> _DIRECTIVE_
Return a copy of each line that holds the string "Market".

— START DATA PROVIDED —

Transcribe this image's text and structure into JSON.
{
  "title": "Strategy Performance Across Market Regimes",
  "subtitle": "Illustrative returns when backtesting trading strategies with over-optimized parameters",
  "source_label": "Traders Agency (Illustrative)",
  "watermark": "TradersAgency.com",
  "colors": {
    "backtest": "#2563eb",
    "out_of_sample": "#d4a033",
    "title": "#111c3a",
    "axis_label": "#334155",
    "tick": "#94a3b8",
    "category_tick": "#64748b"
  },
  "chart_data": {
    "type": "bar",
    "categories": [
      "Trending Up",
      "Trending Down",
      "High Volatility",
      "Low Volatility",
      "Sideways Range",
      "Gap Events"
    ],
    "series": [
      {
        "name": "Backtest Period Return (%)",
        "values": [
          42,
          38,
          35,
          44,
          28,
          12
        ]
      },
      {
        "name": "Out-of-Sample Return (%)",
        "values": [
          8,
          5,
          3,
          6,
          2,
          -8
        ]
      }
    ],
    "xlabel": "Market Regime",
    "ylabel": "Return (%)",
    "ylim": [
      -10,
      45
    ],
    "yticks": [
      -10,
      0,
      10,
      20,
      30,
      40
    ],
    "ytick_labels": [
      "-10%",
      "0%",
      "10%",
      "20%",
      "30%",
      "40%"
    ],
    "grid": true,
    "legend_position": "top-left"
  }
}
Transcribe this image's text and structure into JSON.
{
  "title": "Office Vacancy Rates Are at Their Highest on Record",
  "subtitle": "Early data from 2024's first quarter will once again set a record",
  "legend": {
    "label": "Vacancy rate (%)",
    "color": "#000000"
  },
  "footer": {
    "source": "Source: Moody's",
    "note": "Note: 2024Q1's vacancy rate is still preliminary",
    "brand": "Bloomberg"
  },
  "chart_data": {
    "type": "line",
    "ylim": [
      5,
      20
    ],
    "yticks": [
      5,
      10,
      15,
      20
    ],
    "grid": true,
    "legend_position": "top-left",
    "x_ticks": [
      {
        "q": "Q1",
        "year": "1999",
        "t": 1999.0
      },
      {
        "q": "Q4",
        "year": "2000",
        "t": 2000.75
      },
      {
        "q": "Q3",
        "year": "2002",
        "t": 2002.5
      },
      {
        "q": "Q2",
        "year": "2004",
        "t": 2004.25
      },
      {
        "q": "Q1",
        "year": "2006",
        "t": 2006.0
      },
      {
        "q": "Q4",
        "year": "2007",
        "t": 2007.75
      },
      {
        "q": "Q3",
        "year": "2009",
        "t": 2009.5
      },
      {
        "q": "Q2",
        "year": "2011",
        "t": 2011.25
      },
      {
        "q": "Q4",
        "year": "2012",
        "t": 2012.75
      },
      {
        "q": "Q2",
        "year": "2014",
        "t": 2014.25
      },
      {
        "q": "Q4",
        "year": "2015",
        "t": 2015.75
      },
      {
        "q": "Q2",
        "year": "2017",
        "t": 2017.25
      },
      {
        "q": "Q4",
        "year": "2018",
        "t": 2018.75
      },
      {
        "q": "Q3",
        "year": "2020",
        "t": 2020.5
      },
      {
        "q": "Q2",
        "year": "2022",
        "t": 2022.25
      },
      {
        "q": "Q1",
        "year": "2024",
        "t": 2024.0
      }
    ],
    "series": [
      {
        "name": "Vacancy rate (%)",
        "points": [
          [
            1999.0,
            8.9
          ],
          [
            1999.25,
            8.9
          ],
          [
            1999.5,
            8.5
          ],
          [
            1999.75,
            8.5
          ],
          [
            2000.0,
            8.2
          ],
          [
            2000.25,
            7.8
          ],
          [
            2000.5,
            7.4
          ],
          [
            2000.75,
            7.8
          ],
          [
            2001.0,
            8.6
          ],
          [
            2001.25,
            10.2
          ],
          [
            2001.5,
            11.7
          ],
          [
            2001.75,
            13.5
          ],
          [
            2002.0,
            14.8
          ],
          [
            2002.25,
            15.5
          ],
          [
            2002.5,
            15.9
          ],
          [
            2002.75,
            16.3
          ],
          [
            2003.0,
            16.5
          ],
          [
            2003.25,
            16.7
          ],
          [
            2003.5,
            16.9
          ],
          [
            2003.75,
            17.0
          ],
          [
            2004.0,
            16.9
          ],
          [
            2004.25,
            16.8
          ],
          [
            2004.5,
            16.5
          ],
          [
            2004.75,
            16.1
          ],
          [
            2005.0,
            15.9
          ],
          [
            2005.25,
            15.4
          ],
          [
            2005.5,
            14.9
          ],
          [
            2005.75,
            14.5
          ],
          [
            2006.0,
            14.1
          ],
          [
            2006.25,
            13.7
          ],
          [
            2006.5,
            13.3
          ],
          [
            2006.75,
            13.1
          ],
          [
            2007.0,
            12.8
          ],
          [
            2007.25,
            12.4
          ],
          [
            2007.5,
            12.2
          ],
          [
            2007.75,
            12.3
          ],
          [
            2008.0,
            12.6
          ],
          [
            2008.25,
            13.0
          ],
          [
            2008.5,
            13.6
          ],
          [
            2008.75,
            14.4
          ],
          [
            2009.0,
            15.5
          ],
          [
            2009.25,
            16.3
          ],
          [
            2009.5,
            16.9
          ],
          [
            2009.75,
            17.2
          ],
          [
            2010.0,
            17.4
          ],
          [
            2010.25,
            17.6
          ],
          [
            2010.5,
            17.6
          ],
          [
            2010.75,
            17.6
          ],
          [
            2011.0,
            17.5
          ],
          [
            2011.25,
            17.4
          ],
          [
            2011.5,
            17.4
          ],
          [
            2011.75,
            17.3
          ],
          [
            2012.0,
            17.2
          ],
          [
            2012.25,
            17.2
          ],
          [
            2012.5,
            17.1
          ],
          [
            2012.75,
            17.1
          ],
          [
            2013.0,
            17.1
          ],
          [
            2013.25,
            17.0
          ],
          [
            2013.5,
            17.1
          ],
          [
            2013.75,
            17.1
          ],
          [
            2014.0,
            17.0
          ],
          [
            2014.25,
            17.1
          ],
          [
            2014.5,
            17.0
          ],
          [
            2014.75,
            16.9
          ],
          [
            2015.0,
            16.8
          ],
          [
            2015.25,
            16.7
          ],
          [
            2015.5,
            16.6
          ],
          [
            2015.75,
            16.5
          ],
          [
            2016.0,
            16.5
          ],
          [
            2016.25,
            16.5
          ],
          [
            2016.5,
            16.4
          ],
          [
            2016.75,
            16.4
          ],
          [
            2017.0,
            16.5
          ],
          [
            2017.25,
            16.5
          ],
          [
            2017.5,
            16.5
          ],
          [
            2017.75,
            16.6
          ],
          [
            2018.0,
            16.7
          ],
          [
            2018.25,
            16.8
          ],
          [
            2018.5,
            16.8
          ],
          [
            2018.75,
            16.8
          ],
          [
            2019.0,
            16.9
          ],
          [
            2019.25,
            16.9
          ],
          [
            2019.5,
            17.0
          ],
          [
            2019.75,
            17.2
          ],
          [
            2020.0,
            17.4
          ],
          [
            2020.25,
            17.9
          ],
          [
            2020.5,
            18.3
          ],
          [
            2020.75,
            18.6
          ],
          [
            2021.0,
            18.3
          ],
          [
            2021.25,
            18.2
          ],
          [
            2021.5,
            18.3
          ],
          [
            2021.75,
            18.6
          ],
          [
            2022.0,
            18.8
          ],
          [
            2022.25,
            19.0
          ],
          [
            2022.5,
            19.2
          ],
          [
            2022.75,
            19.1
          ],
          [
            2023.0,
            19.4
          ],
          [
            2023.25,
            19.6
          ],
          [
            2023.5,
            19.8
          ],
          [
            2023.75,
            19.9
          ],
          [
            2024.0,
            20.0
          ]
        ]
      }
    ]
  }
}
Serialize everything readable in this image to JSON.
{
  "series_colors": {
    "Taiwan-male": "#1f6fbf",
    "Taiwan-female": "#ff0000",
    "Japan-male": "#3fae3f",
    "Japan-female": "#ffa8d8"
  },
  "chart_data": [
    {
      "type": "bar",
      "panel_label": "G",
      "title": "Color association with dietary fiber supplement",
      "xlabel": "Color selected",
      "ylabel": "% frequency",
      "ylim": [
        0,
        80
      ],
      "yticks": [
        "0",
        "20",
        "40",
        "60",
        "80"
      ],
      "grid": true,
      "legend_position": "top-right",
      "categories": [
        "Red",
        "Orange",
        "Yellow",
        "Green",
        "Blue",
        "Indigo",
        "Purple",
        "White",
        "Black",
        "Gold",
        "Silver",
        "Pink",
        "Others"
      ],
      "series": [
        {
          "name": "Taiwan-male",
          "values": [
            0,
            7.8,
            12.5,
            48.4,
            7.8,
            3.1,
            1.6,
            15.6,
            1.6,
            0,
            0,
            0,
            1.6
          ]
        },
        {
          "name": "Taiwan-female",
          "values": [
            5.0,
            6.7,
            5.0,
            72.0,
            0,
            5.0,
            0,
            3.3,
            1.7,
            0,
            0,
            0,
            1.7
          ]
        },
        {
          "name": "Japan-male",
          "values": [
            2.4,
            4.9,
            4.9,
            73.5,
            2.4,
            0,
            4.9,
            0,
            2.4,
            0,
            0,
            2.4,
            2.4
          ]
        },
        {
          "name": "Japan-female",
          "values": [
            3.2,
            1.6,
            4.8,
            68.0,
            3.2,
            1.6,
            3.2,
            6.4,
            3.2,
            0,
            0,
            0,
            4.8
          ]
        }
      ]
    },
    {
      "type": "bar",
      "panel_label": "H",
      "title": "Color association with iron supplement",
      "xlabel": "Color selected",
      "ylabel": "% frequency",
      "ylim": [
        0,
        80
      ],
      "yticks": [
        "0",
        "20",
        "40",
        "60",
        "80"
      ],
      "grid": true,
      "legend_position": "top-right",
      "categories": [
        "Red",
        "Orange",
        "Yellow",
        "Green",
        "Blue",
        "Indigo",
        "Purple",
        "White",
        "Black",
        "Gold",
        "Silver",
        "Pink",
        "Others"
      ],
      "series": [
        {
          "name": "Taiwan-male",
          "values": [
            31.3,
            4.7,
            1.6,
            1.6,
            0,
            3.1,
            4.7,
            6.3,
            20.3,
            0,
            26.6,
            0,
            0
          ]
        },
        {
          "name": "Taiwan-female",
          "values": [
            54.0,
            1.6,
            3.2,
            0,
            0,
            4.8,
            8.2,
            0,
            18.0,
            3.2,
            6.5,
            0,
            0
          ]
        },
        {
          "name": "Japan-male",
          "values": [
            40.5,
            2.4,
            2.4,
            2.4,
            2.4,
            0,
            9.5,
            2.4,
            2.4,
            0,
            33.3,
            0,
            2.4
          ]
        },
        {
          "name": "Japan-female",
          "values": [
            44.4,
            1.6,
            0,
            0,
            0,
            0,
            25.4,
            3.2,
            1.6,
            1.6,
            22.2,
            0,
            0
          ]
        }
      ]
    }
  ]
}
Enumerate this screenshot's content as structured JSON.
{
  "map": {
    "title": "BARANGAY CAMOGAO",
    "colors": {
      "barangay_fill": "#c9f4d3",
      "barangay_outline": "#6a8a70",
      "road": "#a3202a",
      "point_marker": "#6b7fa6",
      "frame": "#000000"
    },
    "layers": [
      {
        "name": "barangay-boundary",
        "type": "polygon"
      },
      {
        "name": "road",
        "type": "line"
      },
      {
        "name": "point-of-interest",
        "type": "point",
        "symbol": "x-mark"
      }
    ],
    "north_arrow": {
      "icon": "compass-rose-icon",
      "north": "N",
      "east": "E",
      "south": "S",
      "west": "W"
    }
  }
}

— END DATA PROVIDED —

> _RESULT OF THIS EXERCISE_
  "title": "Strategy Performance Across Market Regimes",
    "xlabel": "Market Regime",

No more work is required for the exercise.